● **SET EXERCISE**: Only the number is wanted: count the lines in the data with "геометрических" in them.

● **DATA TO USE**:
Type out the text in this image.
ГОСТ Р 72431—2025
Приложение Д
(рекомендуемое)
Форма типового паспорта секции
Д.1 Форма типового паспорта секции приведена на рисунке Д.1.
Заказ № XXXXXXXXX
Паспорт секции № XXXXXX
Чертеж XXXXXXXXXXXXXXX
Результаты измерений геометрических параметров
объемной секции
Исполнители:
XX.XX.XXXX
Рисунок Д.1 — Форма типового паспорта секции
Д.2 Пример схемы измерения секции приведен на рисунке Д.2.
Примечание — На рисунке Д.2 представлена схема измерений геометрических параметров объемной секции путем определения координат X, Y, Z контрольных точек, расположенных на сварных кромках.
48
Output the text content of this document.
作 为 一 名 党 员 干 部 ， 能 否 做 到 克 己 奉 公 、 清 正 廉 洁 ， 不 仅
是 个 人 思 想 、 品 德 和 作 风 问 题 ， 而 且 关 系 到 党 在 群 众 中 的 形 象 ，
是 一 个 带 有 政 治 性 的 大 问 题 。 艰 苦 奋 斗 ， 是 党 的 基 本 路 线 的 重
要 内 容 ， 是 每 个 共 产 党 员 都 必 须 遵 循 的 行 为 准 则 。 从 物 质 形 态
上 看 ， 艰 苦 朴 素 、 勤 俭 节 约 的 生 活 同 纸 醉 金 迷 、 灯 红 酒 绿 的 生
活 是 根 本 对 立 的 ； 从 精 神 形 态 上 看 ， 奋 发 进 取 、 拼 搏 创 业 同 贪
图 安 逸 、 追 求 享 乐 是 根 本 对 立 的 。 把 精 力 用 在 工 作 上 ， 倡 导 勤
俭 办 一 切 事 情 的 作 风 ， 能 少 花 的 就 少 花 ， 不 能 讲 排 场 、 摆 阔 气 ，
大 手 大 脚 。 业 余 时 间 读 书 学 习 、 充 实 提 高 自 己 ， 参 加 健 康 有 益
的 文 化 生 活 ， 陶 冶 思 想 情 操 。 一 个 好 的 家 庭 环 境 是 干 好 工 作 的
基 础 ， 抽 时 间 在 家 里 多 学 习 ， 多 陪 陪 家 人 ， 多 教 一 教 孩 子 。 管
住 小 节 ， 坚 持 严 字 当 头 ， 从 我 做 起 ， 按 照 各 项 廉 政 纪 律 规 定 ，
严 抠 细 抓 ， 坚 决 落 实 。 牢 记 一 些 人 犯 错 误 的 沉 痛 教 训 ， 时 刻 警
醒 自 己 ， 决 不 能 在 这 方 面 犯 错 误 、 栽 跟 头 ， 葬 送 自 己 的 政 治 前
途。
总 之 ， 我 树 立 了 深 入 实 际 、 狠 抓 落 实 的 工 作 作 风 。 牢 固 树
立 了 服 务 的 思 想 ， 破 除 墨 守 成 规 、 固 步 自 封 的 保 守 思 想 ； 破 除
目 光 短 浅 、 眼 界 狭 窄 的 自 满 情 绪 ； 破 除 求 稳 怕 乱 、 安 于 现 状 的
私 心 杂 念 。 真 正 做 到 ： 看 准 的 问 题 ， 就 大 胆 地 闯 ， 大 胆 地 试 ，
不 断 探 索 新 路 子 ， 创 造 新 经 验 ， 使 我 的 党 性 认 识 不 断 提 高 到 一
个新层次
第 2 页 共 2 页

● **RESULT OF THE TASK**: 2